» Given request
Your task is to output the data exactly as it stands.

---

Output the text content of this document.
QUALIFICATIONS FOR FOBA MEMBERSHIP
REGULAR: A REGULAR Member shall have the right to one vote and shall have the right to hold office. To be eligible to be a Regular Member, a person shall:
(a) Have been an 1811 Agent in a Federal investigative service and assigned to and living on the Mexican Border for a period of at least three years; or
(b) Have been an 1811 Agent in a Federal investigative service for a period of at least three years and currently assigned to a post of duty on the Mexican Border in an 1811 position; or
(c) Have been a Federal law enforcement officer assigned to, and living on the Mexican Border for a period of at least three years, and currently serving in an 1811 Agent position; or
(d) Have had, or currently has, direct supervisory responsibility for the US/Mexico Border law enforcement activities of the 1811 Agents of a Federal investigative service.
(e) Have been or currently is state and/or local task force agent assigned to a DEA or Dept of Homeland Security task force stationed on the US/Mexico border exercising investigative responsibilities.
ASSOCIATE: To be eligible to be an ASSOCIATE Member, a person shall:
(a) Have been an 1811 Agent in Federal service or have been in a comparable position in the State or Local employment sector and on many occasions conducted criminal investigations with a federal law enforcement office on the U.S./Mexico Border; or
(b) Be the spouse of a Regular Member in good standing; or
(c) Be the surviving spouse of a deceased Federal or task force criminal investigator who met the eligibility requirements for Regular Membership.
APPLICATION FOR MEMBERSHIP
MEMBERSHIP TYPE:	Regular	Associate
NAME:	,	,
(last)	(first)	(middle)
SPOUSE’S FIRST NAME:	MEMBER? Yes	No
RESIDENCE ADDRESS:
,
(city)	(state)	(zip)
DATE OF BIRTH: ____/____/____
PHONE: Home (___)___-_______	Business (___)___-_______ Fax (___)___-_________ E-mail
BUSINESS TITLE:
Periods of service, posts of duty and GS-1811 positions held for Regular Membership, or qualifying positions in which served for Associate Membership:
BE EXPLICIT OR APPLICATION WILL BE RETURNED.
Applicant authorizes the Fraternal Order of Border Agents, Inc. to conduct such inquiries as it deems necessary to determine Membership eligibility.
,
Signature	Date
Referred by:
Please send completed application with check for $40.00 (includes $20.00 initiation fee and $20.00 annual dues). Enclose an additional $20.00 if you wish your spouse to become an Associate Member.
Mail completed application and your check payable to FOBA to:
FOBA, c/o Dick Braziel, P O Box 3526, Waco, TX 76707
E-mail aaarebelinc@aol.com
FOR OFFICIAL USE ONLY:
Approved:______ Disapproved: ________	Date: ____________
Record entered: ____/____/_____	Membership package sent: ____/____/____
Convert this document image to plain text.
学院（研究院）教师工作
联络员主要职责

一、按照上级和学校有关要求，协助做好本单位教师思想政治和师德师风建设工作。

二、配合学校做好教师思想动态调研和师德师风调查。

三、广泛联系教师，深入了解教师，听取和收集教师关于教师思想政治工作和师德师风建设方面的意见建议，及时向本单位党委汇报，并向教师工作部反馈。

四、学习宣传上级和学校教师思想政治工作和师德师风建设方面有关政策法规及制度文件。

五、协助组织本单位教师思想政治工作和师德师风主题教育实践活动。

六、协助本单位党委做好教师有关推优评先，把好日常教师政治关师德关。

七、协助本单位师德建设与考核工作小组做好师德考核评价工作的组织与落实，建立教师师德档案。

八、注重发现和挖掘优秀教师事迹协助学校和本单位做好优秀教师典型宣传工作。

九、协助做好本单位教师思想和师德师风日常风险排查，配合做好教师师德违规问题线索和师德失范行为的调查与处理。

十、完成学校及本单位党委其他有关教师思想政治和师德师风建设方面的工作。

---

» Response to this task
Output the text content of this document.
QUALIFICATIONS FOR FOBA MEMBERSHIP
REGULAR: A REGULAR Member shall have the right to one vote and shall have the right to hold office. To be eligible to be a Regular Member, a person shall:
(a) Have been an 1811 Agent in a Federal investigative service and assigned to and living on the Mexican Border for a period of at least three years; or
(b) Have been an 1811 Agent in a Federal investigative service for a period of at least three years and currently assigned to a post of duty on the Mexican Border in an 1811 position; or
(c) Have been a Federal law enforcement officer assigned to, and living on the Mexican Border for a period of at least three years, and currently serving in an 1811 Agent position; or
(d) Have had, or currently has, direct supervisory responsibility for the US/Mexico Border law enforcement activities of the 1811 Agents of a Federal investigative service.
(e) Have been or currently is state and/or local task force agent assigned to a DEA or Dept of Homeland Security task force stationed on the US/Mexico border exercising investigative responsibilities.
ASSOCIATE: To be eligible to be an ASSOCIATE Member, a person shall:
(a) Have been an 1811 Agent in Federal service or have been in a comparable position in the State or Local employment sector and on many occasions conducted criminal investigations with a federal law enforcement office on the U.S./Mexico Border; or
(b) Be the spouse of a Regular Member in good standing; or
(c) Be the surviving spouse of a deceased Federal or task force criminal investigator who met the eligibility requirements for Regular Membership.
APPLICATION FOR MEMBERSHIP
MEMBERSHIP TYPE:	Regular	Associate
NAME:	,	,
(last)	(first)	(middle)
SPOUSE’S FIRST NAME:	MEMBER? Yes	No
RESIDENCE ADDRESS:
,
(city)	(state)	(zip)
DATE OF BIRTH: ____/____/____
PHONE: Home (___)___-_______	Business (___)___-_______ Fax (___)___-_________ E-mail
BUSINESS TITLE:
Periods of service, posts of duty and GS-1811 positions held for Regular Membership, or qualifying positions in which served for Associate Membership:
BE EXPLICIT OR APPLICATION WILL BE RETURNED.
Applicant authorizes the Fraternal Order of Border Agents, Inc. to conduct such inquiries as it deems necessary to determine Membership eligibility.
,
Signature	Date
Referred by:
Please send completed application with check for $40.00 (includes $20.00 initiation fee and $20.00 annual dues). Enclose an additional $20.00 if you wish your spouse to become an Associate Member.
Mail completed application and your check payable to FOBA to:
FOBA, c/o Dick Braziel, P O Box 3526, Waco, TX 76707
E-mail aaarebelinc@aol.com
FOR OFFICIAL USE ONLY:
Approved:______ Disapproved: ________	Date: ____________
Record entered: ____/____/_____	Membership package sent: ____/____/____
Convert this document image to plain text.
学院（研究院）教师工作
联络员主要职责

一、按照上级和学校有关要求，协助做好本单位教师思想政治和师德师风建设工作。

二、配合学校做好教师思想动态调研和师德师风调查。

三、广泛联系教师，深入了解教师，听取和收集教师关于教师思想政治工作和师德师风建设方面的意见建议，及时向本单位党委汇报，并向教师工作部反馈。

四、学习宣传上级和学校教师思想政治工作和师德师风建设方面有关政策法规及制度文件。

五、协助组织本单位教师思想政治工作和师德师风主题教育实践活动。

六、协助本单位党委做好教师有关推优评先，把好日常教师政治关师德关。

七、协助本单位师德建设与考核工作小组做好师德考核评价工作的组织与落实，建立教师师德档案。

八、注重发现和挖掘优秀教师事迹协助学校和本单位做好优秀教师典型宣传工作。

九、协助做好本单位教师思想和师德师风日常风险排查，配合做好教师师德违规问题线索和师德失范行为的调查与处理。

十、完成学校及本单位党委其他有关教师思想政治和师德师风建设方面的工作。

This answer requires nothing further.